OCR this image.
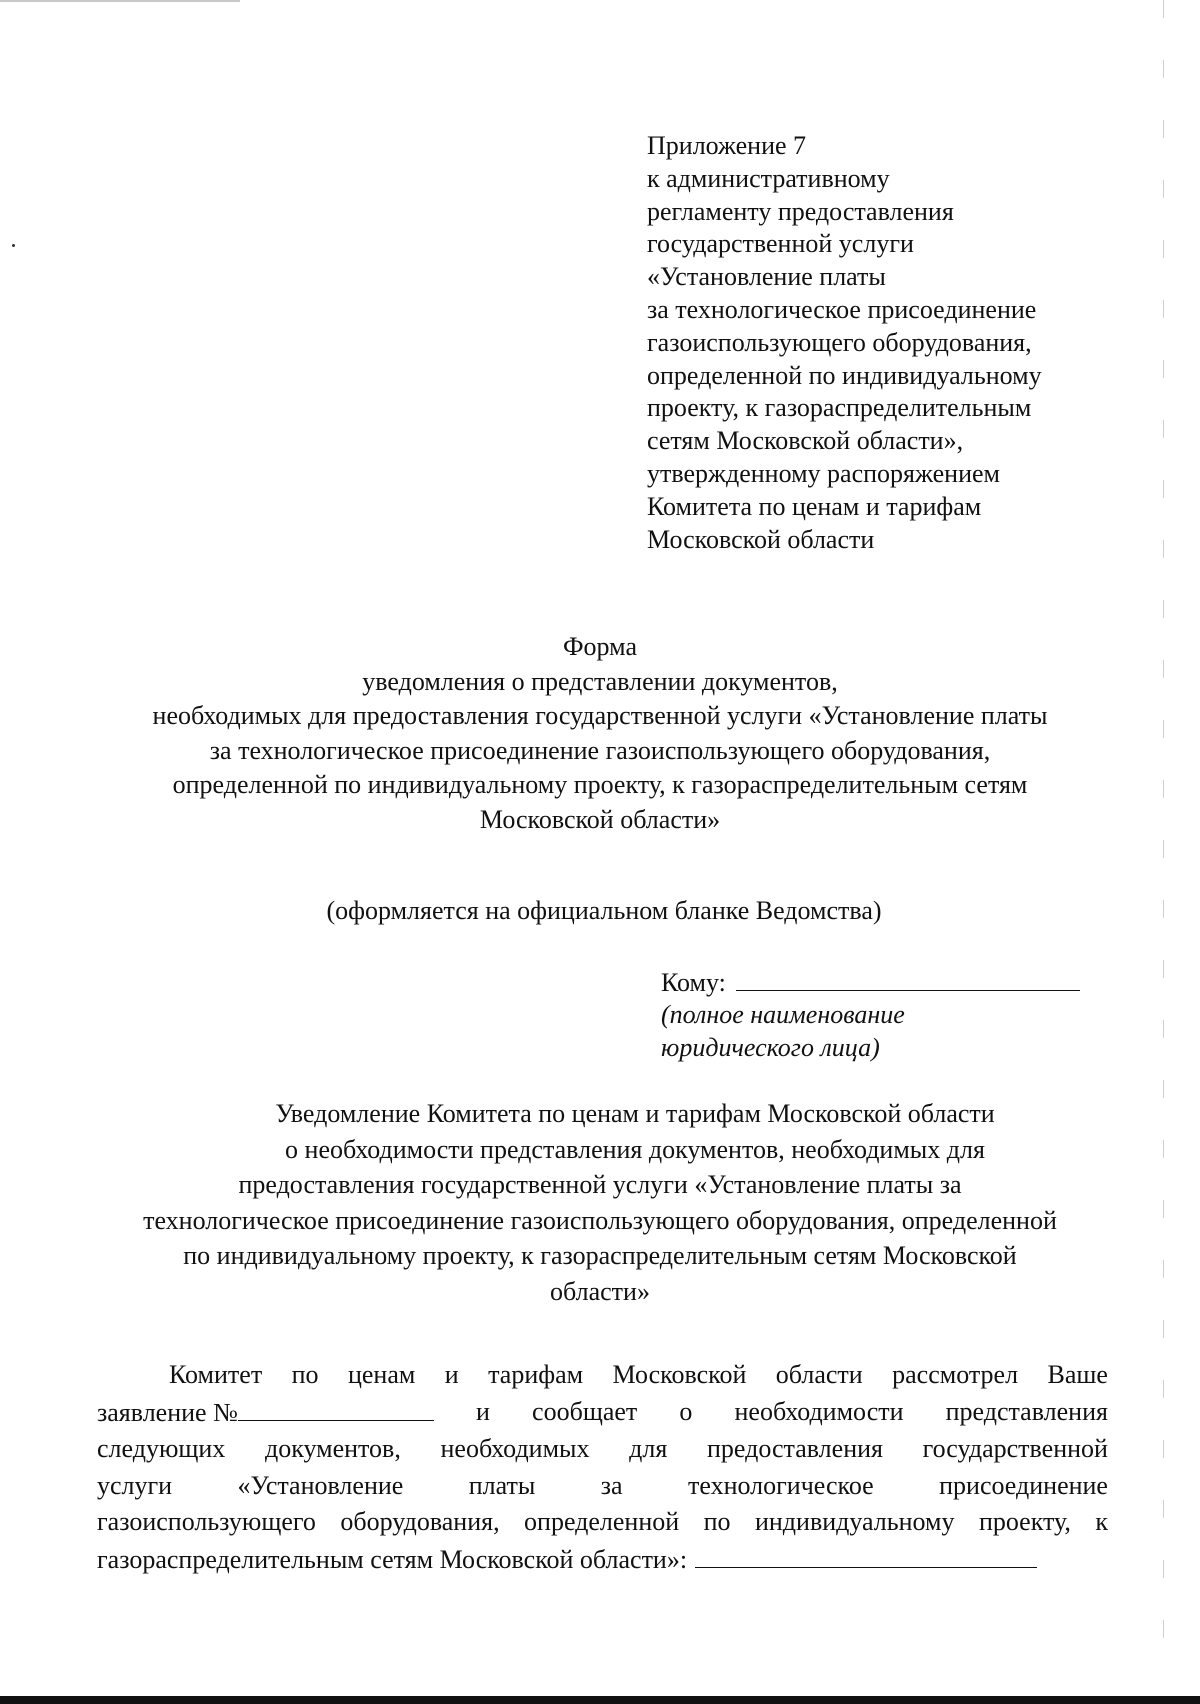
Приложение 7
к административному
регламенту предоставления
государственной услуги
«Установление платы
за технологическое присоединение
газоиспользующего оборудования,
определенной по индивидуальному
проекту, к газораспределительным
сетям Московской области»,
утвержденному распоряжением
Комитета по ценам и тарифам
Московской области
Форма
уведомления о представлении документов,
необходимых для предоставления государственной услуги «Установление платы
за технологическое присоединение газоиспользующего оборудования,
определенной по индивидуальному проекту, к газораспределительным сетям
Московской области»
(оформляется на официальном бланке Ведомства)
Кому:
(полное наименование
юридического лица)
Уведомление Комитета по ценам и тарифам Московской области
о необходимости представления документов, необходимых для
предоставления государственной услуги «Установление платы за
технологическое присоединение газоиспользующего оборудования, определенной
по индивидуальному проекту, к газораспределительным сетям Московской
области»
Комитет по ценам и тарифам Московской области рассмотрел Ваше
заявление №	и сообщает о необходимости представления
следующих документов, необходимых для предоставления государственной
услуги	«Установление	платы	за	технологическое	присоединение
газоиспользующего оборудования, определенной по индивидуальному проекту, к
газораспределительным сетям Московской области»:
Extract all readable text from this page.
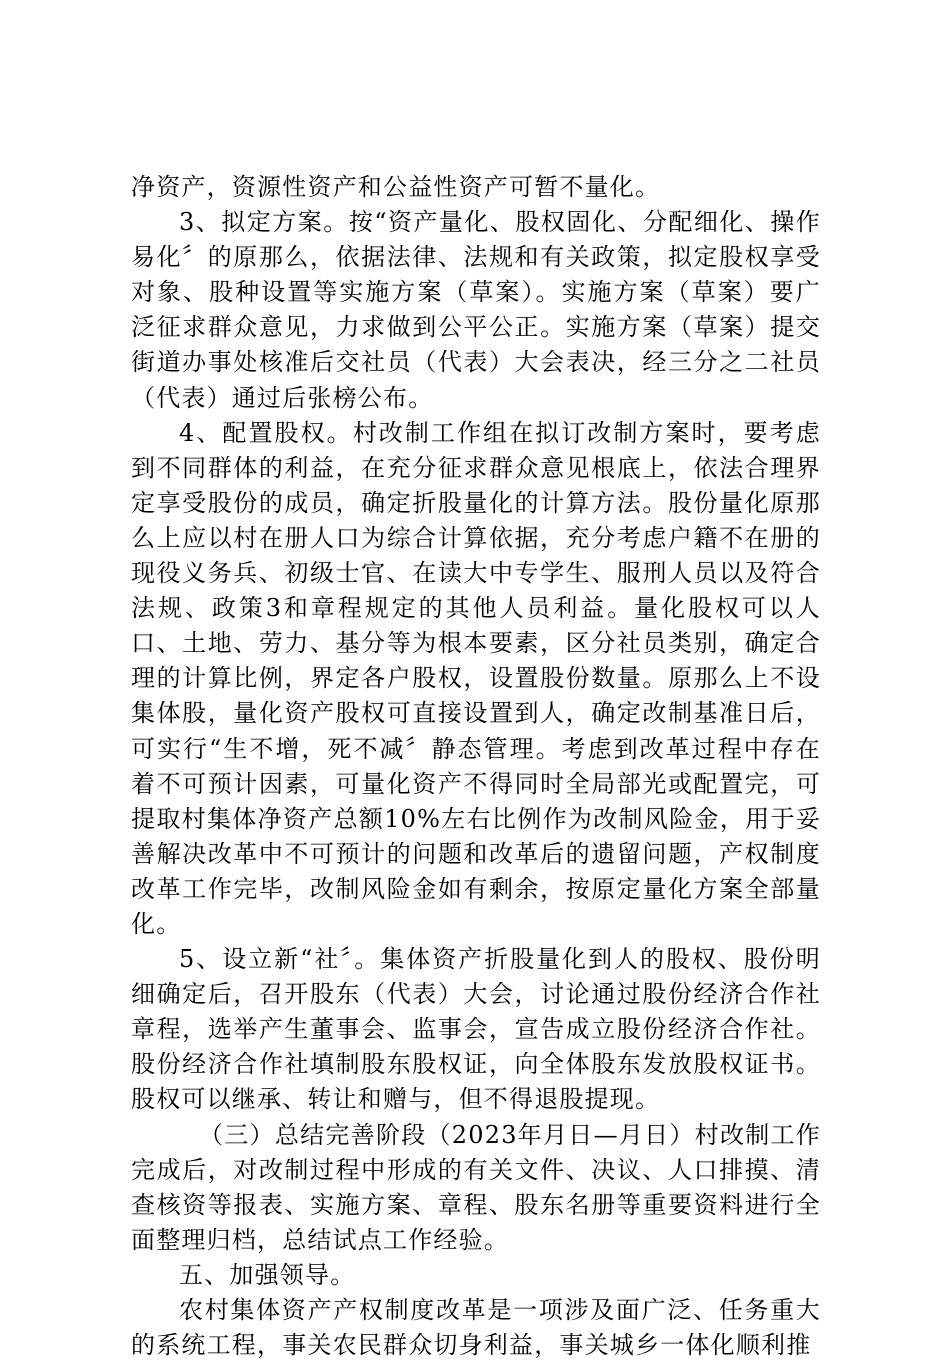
净资产，资源性资产和公益性资产可暂不量化。

3、拟定方案。按“资产量化、股权固化、分配细化、操作易化〞的原那么，依据法律、法规和有关政策，拟定股权享受对象、股种设置等实施方案（草案）。实施方案（草案）要广泛征求群众意见，力求做到公平公正。实施方案（草案）提交街道办事处核准后交社员（代表）大会表决，经三分之二社员（代表）通过后张榜公布。

4、配置股权。村改制工作组在拟订改制方案时，要考虑到不同群体的利益，在充分征求群众意见根底上，依法合理界定享受股份的成员，确定折股量化的计算方法。股份量化原那么上应以村在册人口为综合计算依据，充分考虑户籍不在册的现役义务兵、初级士官、在读大中专学生、服刑人员以及符合法规、政策3和章程规定的其他人员利益。量化股权可以人口、土地、劳力、基分等为根本要素，区分社员类别，确定合理的计算比例，界定各户股权，设置股份数量。原那么上不设集体股，量化资产股权可直接设置到人，确定改制基准日后，可实行“生不增，死不减〞静态管理。考虑到改革过程中存在着不可预计因素，可量化资产不得同时全局部光或配置完，可提取村集体净资产总额10%左右比例作为改制风险金，用于妥善解决改革中不可预计的问题和改革后的遗留问题，产权制度改革工作完毕，改制风险金如有剩余，按原定量化方案全部量化。

5、设立新“社〞。集体资产折股量化到人的股权、股份明细确定后，召开股东（代表）大会，讨论通过股份经济合作社章程，选举产生董事会、监事会，宣告成立股份经济合作社。股份经济合作社填制股东股权证，向全体股东发放股权证书。股权可以继承、转让和赠与，但不得退股提现。

（三）总结完善阶段（2023年月日—月日）村改制工作完成后，对改制过程中形成的有关文件、决议、人口排摸、清查核资等报表、实施方案、章程、股东名册等重要资料进行全面整理归档，总结试点工作经验。

五、加强领导。

农村集体资产产权制度改革是一项涉及面广泛、任务重大的系统工程，事关农民群众切身利益，事关城乡一体化顺利推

■ Exercise details
Check each line in the listing above for the string "индивидуальному", then report how many lines contain it, with no other text.

■ The response
4